▶ DOCUMENT TEXT:
+++++

It's still two weeks before the Heisei Fuuzoku DVD comes out, and it's already sold out at HMV Japan. But don't be too shocked - it happened because they had a much lower price than everyone else, and the recent online-released clips could've also had something to do with that. Other online stores with closer-to-retail prices are still accepting orders. Though I'd be skeptical about YesAsia because they overestimate availability of limited products all the time, and they're internationally more popular than other online sellers of Japanese CDs/DVDs, which means they're more likely to be sold out and less likely to tell you that.

I've ranted about this before (in the old boards), but I think including exclusive content (bonus songs/visuals) combined with making this into a limited product, is a crime against the universe. That other content should come in the form of nonlimited consumer product(s). There are later fans who are going to want this DVD primarily for the audio quality, who can't have it because it's sold out everywhere, because of all the people who wanted it for what are arguably the bells and whistles. Consider that more than 50% the bandwidth on this DVD is being used for audio (even when you're watching "motion graphics"), when for Ringo/Jihen concert DVDs and PV collections, audio is getting no more than 25% of the bandwidth.

I'd bet money that 95% of the buyers can't experience the DVD in 96kHz/24bit (an audio resolution 3 times more detailed than CDs). And "can't" isn't a subjective term here where people technically can play 96kHz but just "won't hear the difference". I mean peoples' players/computers are literally going to be capping them on 48kHz, either for circuitry limitations, or DVD-A protection scheme paranoia, or both. Cheap speakers/headphones don't help the matter either, but I'm not making any generalizations about how little or much money Ringo fans spend on those. I just know that the average person is uninformed and unprepared to deal with DVD-As, whether their speakers/headphones are great or not. And I'm not saying people ought to be prepared & informed, either. I'm just saying if they're not prepared, they shouldn't buy this DVD.

The DVD-A format is such a proprietary mess that I myself almost want nothing to do with it, but I'm enough of both a fanboy and an informed/prepared audiophile that I'll jump through the hoops of dripping bullshit just this once - just for Ringo. I have an expensive sound system, and I own music for a lot of other artists, but I've never bothered to buy a DVD-A before. I've never ripped one before either, but I have the proprietary hardware/software combo to do so, and it's going to be a huge pain in the ass because DVD-A uses a different protection scheme than standard DVD videos. You could try ripping this DVD the same way you'd rip any other, but you're going to be capped at ripping 48kHz audio, because the other half of the audio quality is under the extended protection that DVD rippers (and most playback software/devices) can't decrypt.

I'm actually looking more forward to the LP, even though I'm still buying the DVD. LPs don't go according to digital measurements like 44.1kHz/48kHz/96kHz/etc - they are arguably infinite resolution (while digital is a bunch of dots in one place trying to mimic a solid line), and there's no such thing as proprietary bullshit with LPs. You can either play all of them in their entire quality or none of them - there is no inbetween.

+++++

▶ WRITTEN PROBLEM: Which audio sample rates, stated in kHz, does the Heisei Fuuzoku DVD post mention? Answer using only the Heisei Fuuzoku DVD post.

+++++

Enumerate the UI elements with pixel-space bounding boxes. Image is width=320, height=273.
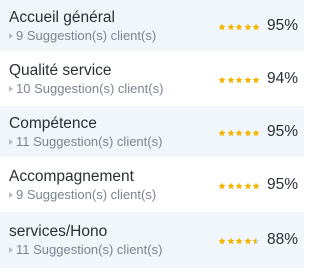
criterion-title: Compétence (9, 114, 97, 132)
criterion-score: 95% (218, 123, 298, 141)
star-icon (227, 23, 235, 30)
star-icon (253, 182, 260, 189)
star-icon (236, 76, 243, 83)
star-rating (218, 182, 261, 190)
criterion-text: services/Hono 11 Suggestion(s) client(s) (9, 223, 162, 257)
suggestions-link[interactable]: 9 Suggestion(s) client(s) (9, 28, 156, 43)
star-icon (253, 23, 260, 30)
star-icon (227, 76, 235, 83)
star-icon (219, 23, 226, 30)
star-rating (218, 76, 261, 84)
suggestions-link[interactable]: 10 Suggestion(s) client(s) (9, 81, 163, 96)
star-icon (219, 129, 226, 136)
star-rating (218, 23, 261, 31)
star-rating (218, 237, 261, 245)
criterion-row-competence[interactable]: Compétence 11 Suggestion(s) client(s) 95… (0, 106, 304, 159)
caret-right-icon (9, 32, 13, 39)
suggestions-count: 9 Suggestion(s) client(s) (16, 186, 157, 202)
star-icon (219, 76, 226, 83)
criterion-text: Compétence 11 Suggestion(s) client(s) (9, 115, 162, 149)
satisfaction-criteria-list: Accueil général 9 Suggestion(s) client(s… (0, 0, 304, 273)
star-icon (244, 76, 252, 83)
caret-right-icon (9, 138, 13, 145)
score-percent: 88% (266, 231, 298, 248)
star-icon (227, 182, 235, 189)
star-icon (244, 23, 252, 30)
star-icon (227, 237, 235, 245)
score-percent: 94% (266, 69, 298, 87)
criterion-row-accompagnement[interactable]: Accompagnement 9 Suggestion(s) client(s)… (0, 159, 304, 212)
caret-right-icon (9, 247, 13, 253)
suggestions-link[interactable]: 11 Suggestion(s) client(s) (9, 134, 162, 149)
criterion-text: Accueil général 9 Suggestion(s) client(s… (9, 9, 156, 43)
criterion-row-accueil[interactable]: Accueil général 9 Suggestion(s) client(s… (0, 0, 304, 53)
suggestions-count: 10 Suggestion(s) client(s) (16, 80, 164, 96)
suggestions-count: 11 Suggestion(s) client(s) (16, 242, 163, 257)
criterion-title: Accompagnement (9, 167, 134, 185)
criterion-text: Qualité service 10 Suggestion(s) client(… (9, 62, 163, 96)
criterion-score: 88% (218, 231, 298, 249)
star-icon (219, 237, 226, 245)
suggestions-count: 9 Suggestion(s) client(s) (16, 27, 157, 43)
criterion-row-qualite[interactable]: Qualité service 10 Suggestion(s) client(… (0, 53, 304, 106)
score-percent: 95% (266, 122, 298, 140)
star-icon (253, 237, 260, 245)
star-rating (218, 129, 261, 137)
star-icon (253, 76, 260, 83)
star-icon (236, 237, 243, 245)
star-icon (244, 182, 252, 189)
star-icon (253, 129, 260, 136)
suggestions-count: 11 Suggestion(s) client(s) (16, 133, 163, 149)
star-icon (244, 129, 252, 136)
star-icon (219, 182, 226, 189)
score-percent: 95% (266, 175, 298, 193)
caret-right-icon (9, 191, 13, 198)
criterion-row-services[interactable]: services/Hono 11 Suggestion(s) client(s)… (0, 212, 304, 268)
score-percent: 95% (266, 16, 298, 34)
star-icon (227, 129, 235, 136)
criterion-text: Accompagnement 9 Suggestion(s) client(s) (9, 168, 156, 202)
criterion-score: 95% (218, 17, 298, 35)
criterion-title: Accueil général (9, 8, 115, 26)
star-icon (236, 129, 243, 136)
suggestions-link[interactable]: 11 Suggestion(s) client(s) (9, 242, 162, 257)
criterion-score: 95% (218, 176, 298, 194)
criterion-title: services/Hono (9, 223, 108, 240)
star-icon (236, 182, 243, 189)
criterion-score: 94% (218, 70, 298, 88)
star-icon (244, 237, 252, 245)
star-icon (236, 23, 243, 30)
criterion-title: Qualité service (9, 61, 112, 79)
suggestions-link[interactable]: 9 Suggestion(s) client(s) (9, 187, 156, 202)
caret-right-icon (9, 85, 13, 92)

+++++

▶ EXERCISE RESULT: 44.1kHz, 48kHz, 96kHz